* begin Recorded information *
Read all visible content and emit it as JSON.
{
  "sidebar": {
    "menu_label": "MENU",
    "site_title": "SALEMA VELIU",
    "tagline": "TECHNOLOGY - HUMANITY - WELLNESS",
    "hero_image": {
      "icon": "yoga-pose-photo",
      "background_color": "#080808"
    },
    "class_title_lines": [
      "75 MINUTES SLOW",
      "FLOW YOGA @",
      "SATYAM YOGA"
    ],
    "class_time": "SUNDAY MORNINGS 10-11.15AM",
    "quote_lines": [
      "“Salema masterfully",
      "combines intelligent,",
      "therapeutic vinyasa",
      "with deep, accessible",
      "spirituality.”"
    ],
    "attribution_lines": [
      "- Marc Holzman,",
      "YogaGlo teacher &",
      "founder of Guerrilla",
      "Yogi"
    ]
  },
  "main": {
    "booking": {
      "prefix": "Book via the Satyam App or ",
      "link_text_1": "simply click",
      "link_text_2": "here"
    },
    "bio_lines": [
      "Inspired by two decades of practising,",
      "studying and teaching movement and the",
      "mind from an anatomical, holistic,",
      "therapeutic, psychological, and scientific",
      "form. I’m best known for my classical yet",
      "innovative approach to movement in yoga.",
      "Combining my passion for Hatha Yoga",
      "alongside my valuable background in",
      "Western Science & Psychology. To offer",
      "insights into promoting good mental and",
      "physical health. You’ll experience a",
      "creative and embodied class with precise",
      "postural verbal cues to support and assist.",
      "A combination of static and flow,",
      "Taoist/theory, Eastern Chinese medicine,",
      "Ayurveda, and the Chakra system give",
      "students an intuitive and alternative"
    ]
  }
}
* end Recorded information *
*What you are asked to do:* Return all lines of the material above in which the word "with" occurs.

*Answer to this exercise:*
      "with deep, accessible",
      "creative and embodied class with precise",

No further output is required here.